Обеспечив себя в этом отношении, князь Голицын просил генерал-поручика Рейнсдорпа наблюдать за всем течением Яика и занять войсками слободы: Бердинскую, Каргалинскую и Сакмарский городок[311]. Оренбургский губернатор поручил коменданту, генерал-майору Валленштерну, осмотреть окрестности города, разослал повсюду гонцов с известием о победе и освобождении Оренбурга, сделал распоряжение о восстановлении почт, но ни Каргалы, ни Сакмары не занял солидными отрядами, а ограничился выставкой пред ними одних наблюдательных постов. Сакмарск он занял 50 казаками, под начальством атамана Донского; Каргалу оставил вовсе без наблюдения, а для получения сведений о мятежниках командировал несколько казаков и каргалинских татар на губернаторский хутор (от города только 12 верст) для примечания на тамошних высоких местах[312]. Даже Берда не была занята войсками, а ежедневно посылались туда очень небольшие команды за провиантом, которые приходили и уходили, оставляя слободу без всякой защиты. Под впечатлением неудач во время осады Рейнсдорп весьма долгое время оставался в пассивном положении и опасался взять на себя инициативу действий. Посты, выставленные им в тех пунктах, о занятии которых просил князь Голицын, были так слабы, что не могли задержать самозванца, и он успел воспользоваться оплошностью оренбургского губернатора.

ИСХОДНЫЕ ЗАПИСИ

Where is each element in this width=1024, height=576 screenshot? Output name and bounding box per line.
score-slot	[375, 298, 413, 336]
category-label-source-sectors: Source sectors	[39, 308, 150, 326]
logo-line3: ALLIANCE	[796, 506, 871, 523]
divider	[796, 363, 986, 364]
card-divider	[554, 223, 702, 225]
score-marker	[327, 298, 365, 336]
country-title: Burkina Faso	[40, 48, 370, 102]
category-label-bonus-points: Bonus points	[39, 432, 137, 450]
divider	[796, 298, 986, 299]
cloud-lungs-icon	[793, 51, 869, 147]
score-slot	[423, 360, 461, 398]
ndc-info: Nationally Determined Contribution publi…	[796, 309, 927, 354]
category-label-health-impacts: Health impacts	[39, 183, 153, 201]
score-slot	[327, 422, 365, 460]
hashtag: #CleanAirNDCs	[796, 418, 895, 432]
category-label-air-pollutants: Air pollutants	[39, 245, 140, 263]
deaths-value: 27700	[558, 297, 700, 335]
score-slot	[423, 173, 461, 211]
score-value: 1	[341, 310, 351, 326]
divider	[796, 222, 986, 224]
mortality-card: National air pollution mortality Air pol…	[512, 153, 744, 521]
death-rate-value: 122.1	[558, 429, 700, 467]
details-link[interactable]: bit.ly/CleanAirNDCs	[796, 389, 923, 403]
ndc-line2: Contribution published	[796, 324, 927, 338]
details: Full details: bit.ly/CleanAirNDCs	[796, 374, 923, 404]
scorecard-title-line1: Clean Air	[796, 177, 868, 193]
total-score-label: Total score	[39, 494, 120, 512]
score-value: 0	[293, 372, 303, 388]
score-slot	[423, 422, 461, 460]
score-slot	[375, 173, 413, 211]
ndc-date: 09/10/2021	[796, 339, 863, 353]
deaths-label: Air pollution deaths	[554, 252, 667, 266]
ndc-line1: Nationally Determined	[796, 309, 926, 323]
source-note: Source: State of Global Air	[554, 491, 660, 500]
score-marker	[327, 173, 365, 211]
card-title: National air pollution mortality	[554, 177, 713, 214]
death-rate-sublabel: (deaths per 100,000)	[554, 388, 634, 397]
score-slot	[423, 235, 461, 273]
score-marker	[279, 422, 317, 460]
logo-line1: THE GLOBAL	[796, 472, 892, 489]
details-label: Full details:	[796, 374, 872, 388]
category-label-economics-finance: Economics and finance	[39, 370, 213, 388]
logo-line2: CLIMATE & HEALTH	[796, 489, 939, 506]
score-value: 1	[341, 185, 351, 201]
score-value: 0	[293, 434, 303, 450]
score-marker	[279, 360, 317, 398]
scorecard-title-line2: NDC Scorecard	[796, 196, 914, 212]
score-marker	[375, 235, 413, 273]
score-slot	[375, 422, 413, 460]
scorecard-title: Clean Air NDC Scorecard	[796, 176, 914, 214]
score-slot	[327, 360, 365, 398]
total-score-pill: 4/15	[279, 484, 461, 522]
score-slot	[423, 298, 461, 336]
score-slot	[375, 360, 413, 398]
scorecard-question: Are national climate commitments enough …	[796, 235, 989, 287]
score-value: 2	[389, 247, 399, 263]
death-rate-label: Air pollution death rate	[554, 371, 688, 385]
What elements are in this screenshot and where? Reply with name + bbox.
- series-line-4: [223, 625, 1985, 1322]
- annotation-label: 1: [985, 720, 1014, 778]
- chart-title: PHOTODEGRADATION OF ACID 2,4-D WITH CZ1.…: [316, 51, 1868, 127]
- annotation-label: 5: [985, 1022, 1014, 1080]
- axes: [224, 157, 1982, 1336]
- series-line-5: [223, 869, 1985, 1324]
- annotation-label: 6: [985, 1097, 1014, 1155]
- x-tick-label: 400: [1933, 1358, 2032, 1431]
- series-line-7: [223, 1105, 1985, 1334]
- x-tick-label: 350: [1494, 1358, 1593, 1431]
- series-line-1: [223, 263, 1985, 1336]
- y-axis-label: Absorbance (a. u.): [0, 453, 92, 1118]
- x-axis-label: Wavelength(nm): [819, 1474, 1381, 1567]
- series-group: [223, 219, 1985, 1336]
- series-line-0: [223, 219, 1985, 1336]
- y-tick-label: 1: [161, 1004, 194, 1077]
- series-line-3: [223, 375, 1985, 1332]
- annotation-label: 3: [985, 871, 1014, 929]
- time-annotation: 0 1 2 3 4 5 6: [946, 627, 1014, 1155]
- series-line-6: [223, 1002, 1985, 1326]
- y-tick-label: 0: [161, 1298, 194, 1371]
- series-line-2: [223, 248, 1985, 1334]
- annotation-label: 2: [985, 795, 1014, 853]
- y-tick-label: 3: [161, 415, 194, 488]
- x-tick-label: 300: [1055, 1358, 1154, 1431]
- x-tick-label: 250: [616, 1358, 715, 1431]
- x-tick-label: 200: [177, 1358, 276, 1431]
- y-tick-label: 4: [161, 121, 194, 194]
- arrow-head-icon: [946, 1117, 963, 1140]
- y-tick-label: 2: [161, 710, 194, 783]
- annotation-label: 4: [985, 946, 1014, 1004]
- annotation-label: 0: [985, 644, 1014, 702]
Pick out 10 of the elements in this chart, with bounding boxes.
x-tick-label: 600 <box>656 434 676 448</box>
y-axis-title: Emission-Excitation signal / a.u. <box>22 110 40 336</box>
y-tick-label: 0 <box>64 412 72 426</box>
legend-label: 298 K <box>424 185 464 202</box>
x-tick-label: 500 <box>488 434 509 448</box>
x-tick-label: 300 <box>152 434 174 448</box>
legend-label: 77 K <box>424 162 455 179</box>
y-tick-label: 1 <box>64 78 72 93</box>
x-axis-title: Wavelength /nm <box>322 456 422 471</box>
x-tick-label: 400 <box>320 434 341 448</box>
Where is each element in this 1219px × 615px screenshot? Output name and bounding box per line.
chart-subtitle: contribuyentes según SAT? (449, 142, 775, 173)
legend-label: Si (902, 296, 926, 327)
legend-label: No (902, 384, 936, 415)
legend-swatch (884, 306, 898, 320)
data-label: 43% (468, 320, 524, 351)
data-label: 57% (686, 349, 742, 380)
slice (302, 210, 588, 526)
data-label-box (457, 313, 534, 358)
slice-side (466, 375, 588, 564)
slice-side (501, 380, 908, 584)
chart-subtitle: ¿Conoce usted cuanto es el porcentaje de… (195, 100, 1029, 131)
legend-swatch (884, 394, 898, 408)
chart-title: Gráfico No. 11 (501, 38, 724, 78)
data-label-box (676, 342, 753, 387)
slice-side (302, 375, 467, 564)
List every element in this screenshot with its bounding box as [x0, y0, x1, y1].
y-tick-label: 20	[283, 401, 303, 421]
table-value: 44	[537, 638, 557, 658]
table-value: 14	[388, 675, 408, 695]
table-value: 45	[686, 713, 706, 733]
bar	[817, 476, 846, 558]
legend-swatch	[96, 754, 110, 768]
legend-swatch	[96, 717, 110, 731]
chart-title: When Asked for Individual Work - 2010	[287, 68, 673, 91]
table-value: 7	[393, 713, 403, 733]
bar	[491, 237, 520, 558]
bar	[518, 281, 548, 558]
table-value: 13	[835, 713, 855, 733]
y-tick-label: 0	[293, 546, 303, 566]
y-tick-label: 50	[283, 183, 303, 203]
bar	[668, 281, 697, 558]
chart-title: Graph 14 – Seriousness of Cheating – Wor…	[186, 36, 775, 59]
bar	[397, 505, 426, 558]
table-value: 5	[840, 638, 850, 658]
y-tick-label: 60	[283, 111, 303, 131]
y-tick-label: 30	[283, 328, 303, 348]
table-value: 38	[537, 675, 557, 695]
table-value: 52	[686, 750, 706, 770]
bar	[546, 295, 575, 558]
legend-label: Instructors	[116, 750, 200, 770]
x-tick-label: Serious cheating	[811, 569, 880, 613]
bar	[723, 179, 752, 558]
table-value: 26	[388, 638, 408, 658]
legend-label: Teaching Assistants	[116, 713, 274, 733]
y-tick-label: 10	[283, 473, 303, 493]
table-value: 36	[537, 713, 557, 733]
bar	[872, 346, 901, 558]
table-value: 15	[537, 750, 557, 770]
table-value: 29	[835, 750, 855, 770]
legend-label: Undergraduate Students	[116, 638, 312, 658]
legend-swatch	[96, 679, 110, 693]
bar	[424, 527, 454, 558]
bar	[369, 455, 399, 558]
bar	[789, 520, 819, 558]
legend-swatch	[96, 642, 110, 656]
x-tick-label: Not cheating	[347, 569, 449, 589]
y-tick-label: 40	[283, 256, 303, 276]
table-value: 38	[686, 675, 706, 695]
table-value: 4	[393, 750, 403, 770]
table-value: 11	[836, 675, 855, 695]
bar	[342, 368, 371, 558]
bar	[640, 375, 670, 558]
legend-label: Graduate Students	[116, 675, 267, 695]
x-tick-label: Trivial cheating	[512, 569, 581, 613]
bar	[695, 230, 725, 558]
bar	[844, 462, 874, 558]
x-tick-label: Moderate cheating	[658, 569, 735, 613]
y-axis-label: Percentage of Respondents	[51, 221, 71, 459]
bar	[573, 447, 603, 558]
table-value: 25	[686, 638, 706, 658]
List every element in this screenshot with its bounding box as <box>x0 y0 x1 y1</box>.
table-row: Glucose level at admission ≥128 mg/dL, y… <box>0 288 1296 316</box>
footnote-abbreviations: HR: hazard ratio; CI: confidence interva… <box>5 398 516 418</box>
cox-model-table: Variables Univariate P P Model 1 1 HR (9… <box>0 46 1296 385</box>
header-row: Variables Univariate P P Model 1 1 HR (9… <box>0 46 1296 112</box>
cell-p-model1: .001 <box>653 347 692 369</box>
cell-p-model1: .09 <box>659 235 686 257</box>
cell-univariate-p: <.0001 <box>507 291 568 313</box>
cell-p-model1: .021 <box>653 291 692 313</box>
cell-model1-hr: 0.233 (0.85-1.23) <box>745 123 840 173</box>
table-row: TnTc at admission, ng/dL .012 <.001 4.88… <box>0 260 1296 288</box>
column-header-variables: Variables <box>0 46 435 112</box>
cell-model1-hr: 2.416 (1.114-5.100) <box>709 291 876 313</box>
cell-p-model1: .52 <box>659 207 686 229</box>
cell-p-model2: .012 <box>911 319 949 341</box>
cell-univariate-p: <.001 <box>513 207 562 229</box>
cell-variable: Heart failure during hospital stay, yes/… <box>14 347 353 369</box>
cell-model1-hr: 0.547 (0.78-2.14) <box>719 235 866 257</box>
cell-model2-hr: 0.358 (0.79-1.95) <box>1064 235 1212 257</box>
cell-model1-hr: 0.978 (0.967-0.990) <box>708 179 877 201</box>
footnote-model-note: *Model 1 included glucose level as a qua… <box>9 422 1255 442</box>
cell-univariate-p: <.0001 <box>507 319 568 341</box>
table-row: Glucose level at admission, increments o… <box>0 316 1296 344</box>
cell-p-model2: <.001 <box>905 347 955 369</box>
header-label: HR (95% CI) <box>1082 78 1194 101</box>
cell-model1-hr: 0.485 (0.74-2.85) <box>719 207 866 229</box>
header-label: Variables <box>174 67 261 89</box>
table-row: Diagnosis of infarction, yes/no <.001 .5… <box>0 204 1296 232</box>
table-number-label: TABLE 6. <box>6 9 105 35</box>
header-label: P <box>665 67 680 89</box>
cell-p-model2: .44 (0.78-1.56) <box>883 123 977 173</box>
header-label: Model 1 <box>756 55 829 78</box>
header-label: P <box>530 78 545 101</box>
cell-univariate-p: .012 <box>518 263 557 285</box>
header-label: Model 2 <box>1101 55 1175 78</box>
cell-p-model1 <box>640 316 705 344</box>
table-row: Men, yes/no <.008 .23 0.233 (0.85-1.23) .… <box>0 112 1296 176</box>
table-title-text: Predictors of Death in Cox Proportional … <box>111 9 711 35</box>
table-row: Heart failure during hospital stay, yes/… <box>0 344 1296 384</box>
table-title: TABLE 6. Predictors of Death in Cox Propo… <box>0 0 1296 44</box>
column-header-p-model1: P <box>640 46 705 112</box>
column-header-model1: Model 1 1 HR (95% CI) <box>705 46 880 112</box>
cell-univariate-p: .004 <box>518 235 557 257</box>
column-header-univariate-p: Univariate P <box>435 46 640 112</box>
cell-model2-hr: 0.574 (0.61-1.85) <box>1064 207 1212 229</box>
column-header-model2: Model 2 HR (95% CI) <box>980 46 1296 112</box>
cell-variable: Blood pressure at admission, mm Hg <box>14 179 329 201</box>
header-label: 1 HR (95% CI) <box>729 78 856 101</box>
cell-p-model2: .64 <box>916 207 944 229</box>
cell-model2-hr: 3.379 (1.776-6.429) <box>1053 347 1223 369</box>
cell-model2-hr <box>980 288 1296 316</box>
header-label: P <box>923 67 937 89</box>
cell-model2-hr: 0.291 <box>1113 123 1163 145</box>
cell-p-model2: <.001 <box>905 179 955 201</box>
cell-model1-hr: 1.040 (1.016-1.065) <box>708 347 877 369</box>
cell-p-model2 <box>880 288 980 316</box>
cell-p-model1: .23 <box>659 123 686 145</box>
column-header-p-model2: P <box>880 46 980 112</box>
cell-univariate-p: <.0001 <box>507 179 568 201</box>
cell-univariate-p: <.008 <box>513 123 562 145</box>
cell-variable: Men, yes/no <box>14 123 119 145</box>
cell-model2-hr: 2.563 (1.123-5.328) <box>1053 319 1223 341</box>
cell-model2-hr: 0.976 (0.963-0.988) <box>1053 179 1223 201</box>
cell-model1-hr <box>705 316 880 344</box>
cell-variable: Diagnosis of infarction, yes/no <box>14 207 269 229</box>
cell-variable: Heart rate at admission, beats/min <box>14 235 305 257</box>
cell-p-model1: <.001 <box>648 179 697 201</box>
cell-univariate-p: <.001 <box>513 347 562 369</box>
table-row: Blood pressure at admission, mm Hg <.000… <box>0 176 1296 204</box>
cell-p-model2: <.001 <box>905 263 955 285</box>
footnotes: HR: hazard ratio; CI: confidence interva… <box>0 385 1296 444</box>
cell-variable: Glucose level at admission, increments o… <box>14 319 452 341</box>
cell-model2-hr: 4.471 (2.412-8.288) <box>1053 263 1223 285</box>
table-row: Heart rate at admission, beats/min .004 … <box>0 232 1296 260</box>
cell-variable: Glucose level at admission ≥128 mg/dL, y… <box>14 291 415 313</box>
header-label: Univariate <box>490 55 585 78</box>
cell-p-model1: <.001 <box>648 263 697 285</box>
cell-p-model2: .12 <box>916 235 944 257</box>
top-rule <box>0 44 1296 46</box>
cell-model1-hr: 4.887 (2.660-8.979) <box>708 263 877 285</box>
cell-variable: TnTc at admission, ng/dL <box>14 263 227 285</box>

КОРОТКОЕ ЗАДАНИЕ A
Перепишите полностью текст о действиях Рейнсдорпа после освобождения Оренбурга, слово в слово.
КОРОТКОЕ ЗАДАНИЕ B
Оформите в виде нумерованного списка строки записей от самой первой до строки с «ndc-info: Nationally Determined» включительно. Пустые строки пропустите.

ПРАВИЛЬНЫЙ РЕЗУЛЬТАТ A
Обеспечив себя в этом отношении, князь Голицын просил генерал-поручика Рейнсдорпа наблюдать за всем течением Яика и занять войсками слободы: Бердинскую, Каргалинскую и Сакмарский городок[311]. Оренбургский губернатор поручил коменданту, генерал-майору Валленштерну, осмотреть окрестности города, разослал повсюду гонцов с известием о победе и освобождении Оренбурга, сделал распоряжение о восстановлении почт, но ни Каргалы, ни Сакмары не занял солидными отрядами, а ограничился выставкой пред ними одних наблюдательных постов. Сакмарск он занял 50 казаками, под начальством атамана Донского; Каргалу оставил вовсе без наблюдения, а для получения сведений о мятежниках командировал несколько казаков и каргалинских татар на губернаторский хутор (от города только 12 верст) для примечания на тамошних высоких местах[312]. Даже Берда не была занята войсками, а ежедневно посылались туда очень небольшие команды за провиантом, которые приходили и уходили, оставляя слободу без всякой защиты. Под впечатлением неудач во время осады Рейнсдорп весьма долгое время оставался в пассивном положении и опасался взять на себя инициативу действий. Посты, выставленные им в тех пунктах, о занятии которых просил князь Голицын, были так слабы, что не могли задержать самозванца, и он успел воспользоваться оплошностью оренбургского губернатора.

ПРАВИЛЬНЫЙ РЕЗУЛЬТАТ B
1. Where is each element in this width=1024, height=576 screenshot? Output name and bounding box per line.
2. score-slot	[375, 298, 413, 336]
3. category-label-source-sectors: Source sectors	[39, 308, 150, 326]
4. logo-line3: ALLIANCE	[796, 506, 871, 523]
5. divider	[796, 363, 986, 364]
6. card-divider	[554, 223, 702, 225]
7. score-marker	[327, 298, 365, 336]
8. country-title: Burkina Faso	[40, 48, 370, 102]
9. category-label-bonus-points: Bonus points	[39, 432, 137, 450]
10. divider	[796, 298, 986, 299]
11. cloud-lungs-icon	[793, 51, 869, 147]
12. score-slot	[423, 360, 461, 398]
13. ndc-info: Nationally Determined Contribution publi…	[796, 309, 927, 354]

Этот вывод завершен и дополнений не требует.